**THE PROBLEM:** Repeat every line of the listing below exactly, minus the pictures.

**DATASET ROWS:**

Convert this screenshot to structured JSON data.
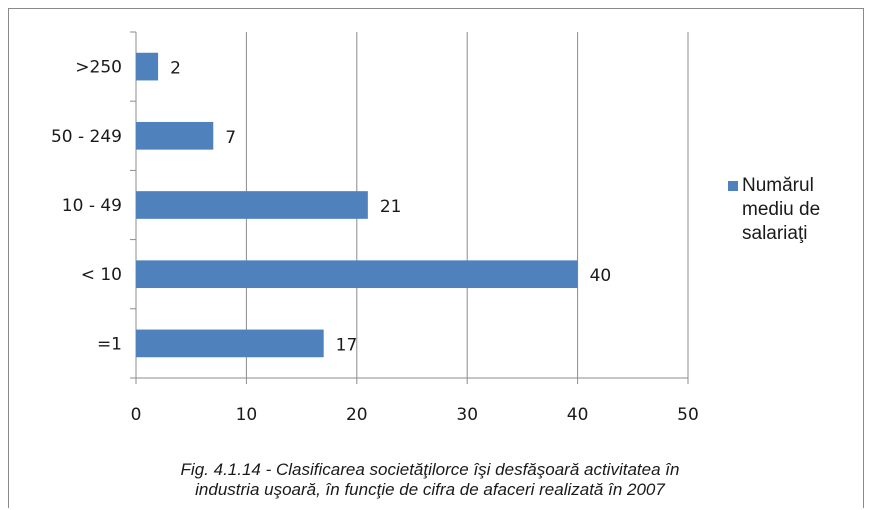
{
  "chart_data": {
    "type": "bar",
    "orientation": "horizontal",
    "categories": [
      ">250",
      "50 - 249",
      "10 - 49",
      "< 10",
      "=1"
    ],
    "series": [
      {
        "name": "Numărul mediu de salariaţi",
        "values": [
          2,
          7,
          21,
          40,
          17
        ],
        "color": "#4f81bd"
      }
    ],
    "xlim": [
      0,
      50
    ],
    "xticks": [
      0,
      10,
      20,
      30,
      40,
      50
    ],
    "grid": "vertical",
    "legend": "right",
    "caption_lines": [
      "Fig. 4.1.14 - Clasificarea societăţilorce îşi desfăşoară activitatea în",
      "industria uşoară, în funcţie de cifra de afaceri realizată în 2007"
    ]
  }
}
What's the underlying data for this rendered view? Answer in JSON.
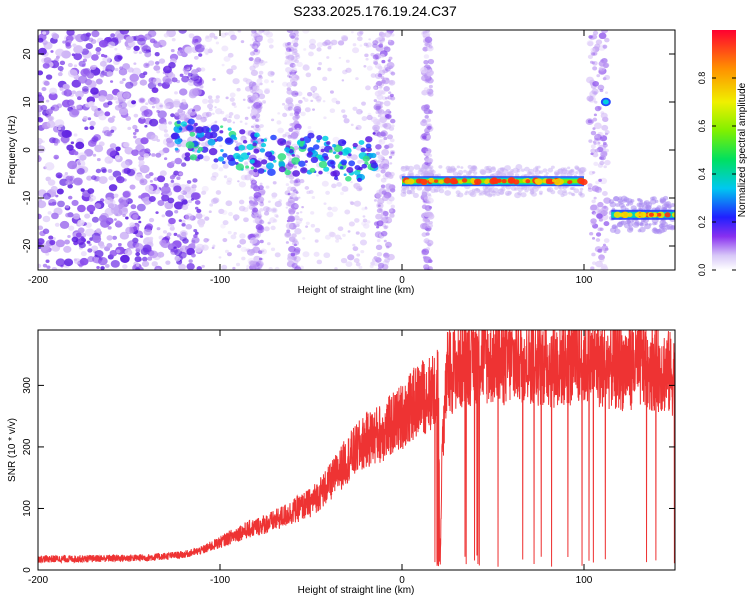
{
  "title": "S233.2025.176.19.24.C37",
  "chart_data": [
    {
      "type": "heatmap",
      "xlabel": "Height of straight line (km)",
      "ylabel": "Frequency (Hz)",
      "xlim": [
        -200,
        150
      ],
      "ylim": [
        -25,
        25
      ],
      "xticks": [
        -200,
        -100,
        0,
        100
      ],
      "yticks": [
        -20,
        -10,
        0,
        10,
        20
      ],
      "colorbar": {
        "label": "Normalized spectral amplitude",
        "range": [
          0,
          1
        ],
        "ticks": [
          "0.0",
          "0.2",
          "0.4",
          "0.6",
          "0.8"
        ]
      },
      "ridges": [
        {
          "x": [
            -125,
            -110,
            -90,
            -70,
            -50,
            -35,
            -25,
            -15
          ],
          "y": [
            2,
            2,
            0,
            -1,
            -1,
            -2,
            -3,
            0
          ]
        },
        {
          "x": [
            0,
            100
          ],
          "y": [
            -6.5,
            -6.5
          ]
        },
        {
          "x": [
            115,
            150
          ],
          "y": [
            -13.5,
            -13.5
          ]
        },
        {
          "x": [
            112,
            112
          ],
          "y": [
            10,
            10
          ]
        }
      ],
      "grid": false
    },
    {
      "type": "line",
      "xlabel": "Height of straight line (km)",
      "ylabel": "SNR (10 * v/v)",
      "xlim": [
        -200,
        150
      ],
      "ylim": [
        0,
        390
      ],
      "xticks": [
        -200,
        -100,
        0,
        100
      ],
      "yticks": [
        0,
        100,
        200,
        300
      ],
      "series": [
        {
          "color": "#ee3333",
          "x": [
            -200,
            -180,
            -160,
            -140,
            -120,
            -110,
            -100,
            -90,
            -80,
            -70,
            -60,
            -50,
            -40,
            -30,
            -20,
            -10,
            0,
            10,
            18,
            20,
            21,
            22,
            25,
            30,
            35,
            40,
            50,
            60,
            70,
            80,
            90,
            100,
            110,
            120,
            130,
            140,
            150
          ],
          "values": [
            18,
            18,
            19,
            20,
            25,
            32,
            45,
            60,
            70,
            80,
            95,
            110,
            140,
            180,
            210,
            225,
            250,
            280,
            290,
            300,
            0,
            200,
            320,
            330,
            335,
            345,
            340,
            340,
            345,
            335,
            338,
            340,
            335,
            330,
            335,
            330,
            315
          ]
        }
      ],
      "grid": false
    }
  ]
}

**ANSWER TO THE EXERCISE:**
Convert this screenshot to structured JSON data.
{
  "chart_data": {
    "type": "bar",
    "orientation": "horizontal",
    "categories": [
      ">250",
      "50 - 249",
      "10 - 49",
      "< 10",
      "=1"
    ],
    "series": [
      {
        "name": "Numărul mediu de salariaţi",
        "values": [
          2,
          7,
          21,
          40,
          17
        ],
        "color": "#4f81bd"
      }
    ],
    "xlim": [
      0,
      50
    ],
    "xticks": [
      0,
      10,
      20,
      30,
      40,
      50
    ],
    "grid": "vertical",
    "legend": "right",
    "caption_lines": [
      "Fig. 4.1.14 - Clasificarea societăţilorce îşi desfăşoară activitatea în",
      "industria uşoară, în funcţie de cifra de afaceri realizată în 2007"
    ]
  }
}
What's the underlying data for this rendered view? Answer in JSON.
{
  "title": "S233.2025.176.19.24.C37",
  "chart_data": [
    {
      "type": "heatmap",
      "xlabel": "Height of straight line (km)",
      "ylabel": "Frequency (Hz)",
      "xlim": [
        -200,
        150
      ],
      "ylim": [
        -25,
        25
      ],
      "xticks": [
        -200,
        -100,
        0,
        100
      ],
      "yticks": [
        -20,
        -10,
        0,
        10,
        20
      ],
      "colorbar": {
        "label": "Normalized spectral amplitude",
        "range": [
          0,
          1
        ],
        "ticks": [
          "0.0",
          "0.2",
          "0.4",
          "0.6",
          "0.8"
        ]
      },
      "ridges": [
        {
          "x": [
            -125,
            -110,
            -90,
            -70,
            -50,
            -35,
            -25,
            -15
          ],
          "y": [
            2,
            2,
            0,
            -1,
            -1,
            -2,
            -3,
            0
          ]
        },
        {
          "x": [
            0,
            100
          ],
          "y": [
            -6.5,
            -6.5
          ]
        },
        {
          "x": [
            115,
            150
          ],
          "y": [
            -13.5,
            -13.5
          ]
        },
        {
          "x": [
            112,
            112
          ],
          "y": [
            10,
            10
          ]
        }
      ],
      "grid": false
    },
    {
      "type": "line",
      "xlabel": "Height of straight line (km)",
      "ylabel": "SNR (10 * v/v)",
      "xlim": [
        -200,
        150
      ],
      "ylim": [
        0,
        390
      ],
      "xticks": [
        -200,
        -100,
        0,
        100
      ],
      "yticks": [
        0,
        100,
        200,
        300
      ],
      "series": [
        {
          "color": "#ee3333",
          "x": [
            -200,
            -180,
            -160,
            -140,
            -120,
            -110,
            -100,
            -90,
            -80,
            -70,
            -60,
            -50,
            -40,
            -30,
            -20,
            -10,
            0,
            10,
            18,
            20,
            21,
            22,
            25,
            30,
            35,
            40,
            50,
            60,
            70,
            80,
            90,
            100,
            110,
            120,
            130,
            140,
            150
          ],
          "values": [
            18,
            18,
            19,
            20,
            25,
            32,
            45,
            60,
            70,
            80,
            95,
            110,
            140,
            180,
            210,
            225,
            250,
            280,
            290,
            300,
            0,
            200,
            320,
            330,
            335,
            345,
            340,
            340,
            345,
            335,
            338,
            340,
            335,
            330,
            335,
            330,
            315
          ]
        }
      ],
      "grid": false
    }
  ]
}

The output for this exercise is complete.